■ **Written exercise**
Find every line of the listing below where "this" appears, and copy it.

■ **Provided data**
· · · · · · ·

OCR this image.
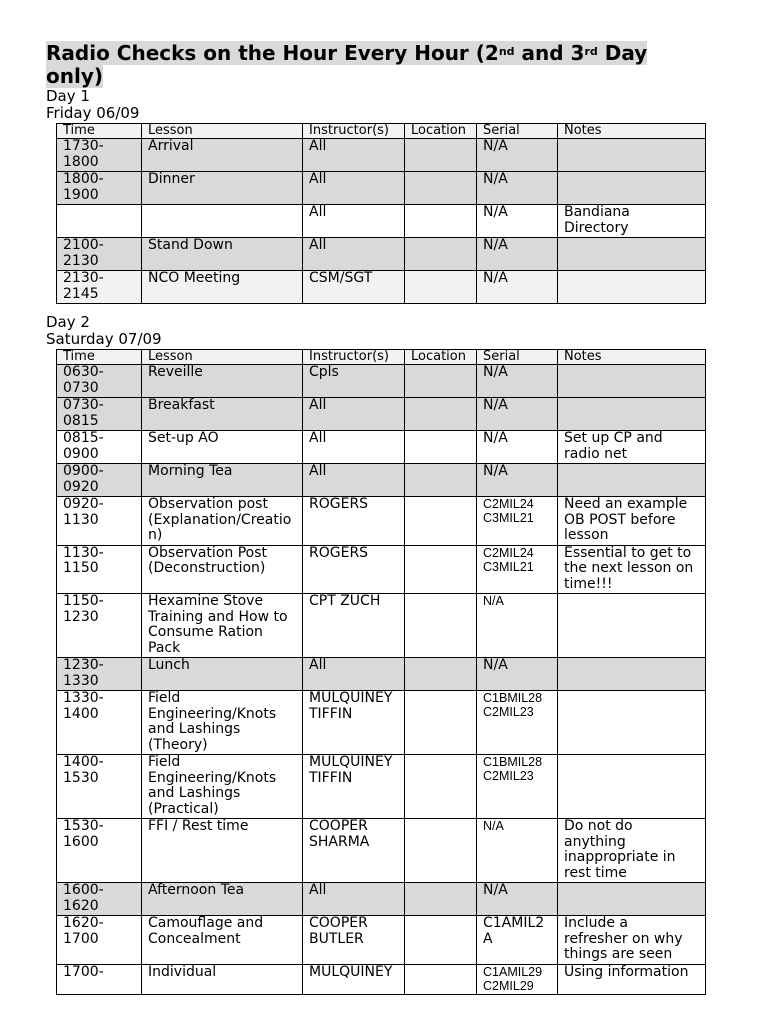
Radio Checks on the Hour Every Hour (2nd and 3rd Day only)
Day 1
Friday 06/09
Time	Lesson	Instructor(s)	Location	Serial	Notes
1730-
1800	Arrival	All		N/A	
1800-
1900	Dinner	All		N/A	
		All		N/A	Bandiana
Directory
2100-
2130	Stand Down	All		N/A	
2130-
2145	NCO Meeting	CSM/SGT		N/A	
Day 2
Saturday 07/09
Time	Lesson	Instructor(s)	Location	Serial	Notes
0630-
0730	Reveille	Cpls		N/A	
0730-
0815	Breakfast	All		N/A	
0815-
0900	Set-up AO	All		N/A	Set up CP and
radio net
0900-
0920	Morning Tea	All		N/A	
0920-
1130	Observation post
(Explanation/Creatio
n)	ROGERS		C2MIL24
C3MIL21	Need an example
OB POST before
lesson
1130-
1150	Observation Post
(Deconstruction)	ROGERS		C2MIL24
C3MIL21	Essential to get to
the next lesson on
time!!!
1150-
1230	Hexamine Stove
Training and How to
Consume Ration
Pack	CPT ZUCH		N/A	
1230-
1330	Lunch	All		N/A	
1330-
1400	Field
Engineering/Knots
and Lashings
(Theory)	MULQUINEY
TIFFIN		C1BMIL28
C2MIL23	
1400-
1530	Field
Engineering/Knots
and Lashings
(Practical)	MULQUINEY
TIFFIN		C1BMIL28
C2MIL23	
1530-
1600	FFI / Rest time	COOPER
SHARMA		N/A	Do not do
anything
inappropriate in
rest time
1600-
1620	Afternoon Tea	All		N/A	
1620-
1700	Camouflage and
Concealment	COOPER
BUTLER		C1AMIL2
A	Include a
refresher on why
things are seen
1700-	Individual	MULQUINEY		C1AMIL29
C2MIL29	Using information
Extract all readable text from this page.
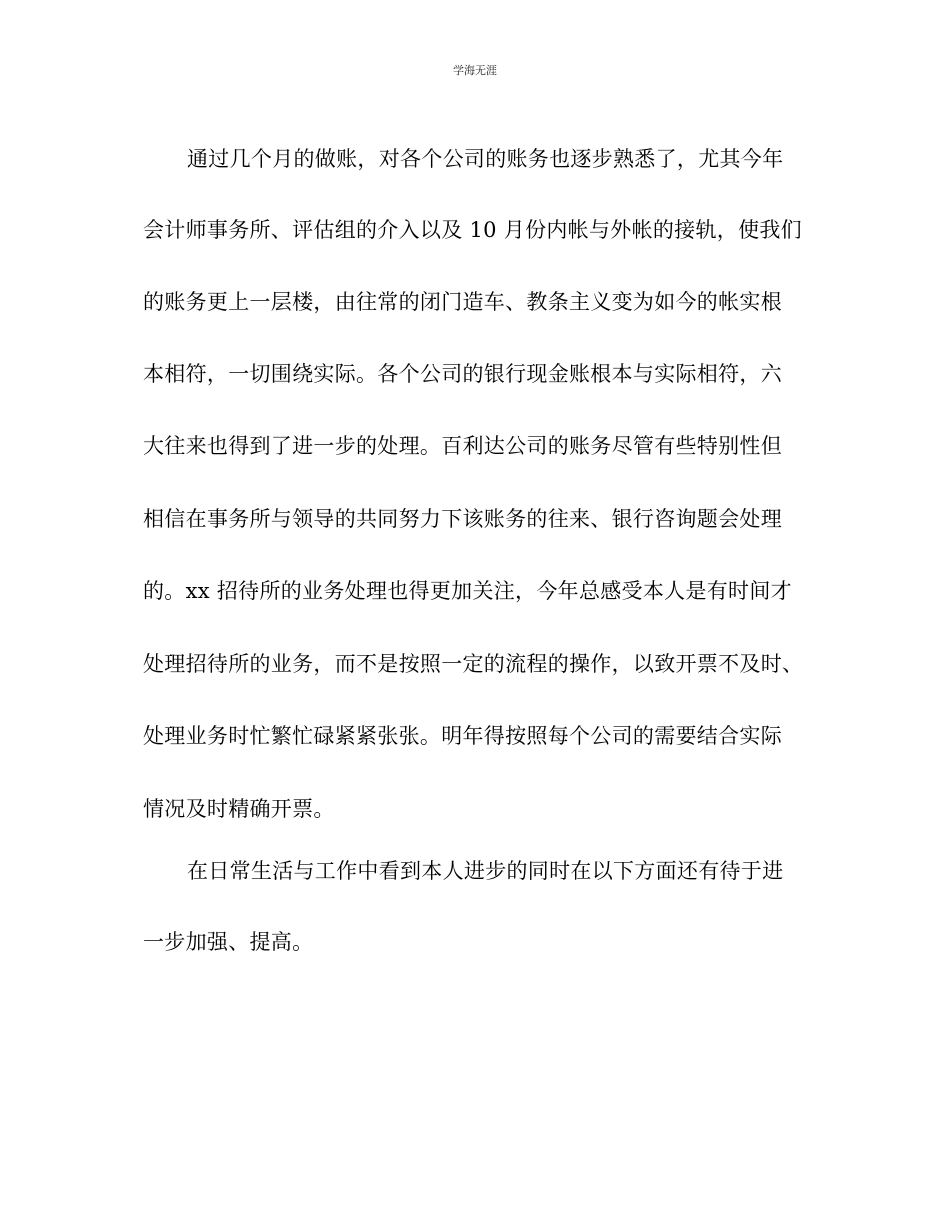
学海无涯
通过几个月的做账，对各个公司的账务也逐步熟悉了，尤其今年
会计师事务所、评估组的介入以及 10 月份内帐与外帐的接轨，使我们
的账务更上一层楼，由往常的闭门造车、教条主义变为如今的帐实根
本相符，一切围绕实际。各个公司的银行现金账根本与实际相符，六
大往来也得到了进一步的处理。百利达公司的账务尽管有些特别性但
相信在事务所与领导的共同努力下该账务的往来、银行咨询题会处理
的。xx 招待所的业务处理也得更加关注，今年总感受本人是有时间才
处理招待所的业务，而不是按照一定的流程的操作，以致开票不及时、
处理业务时忙繁忙碌紧紧张张。明年得按照每个公司的需要结合实际
情况及时精确开票。
在日常生活与工作中看到本人进步的同时在以下方面还有待于进
一步加强、提高。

· · · · · · ·

■ **Exercise response**
OCR this image.
Extract all readable text from this page.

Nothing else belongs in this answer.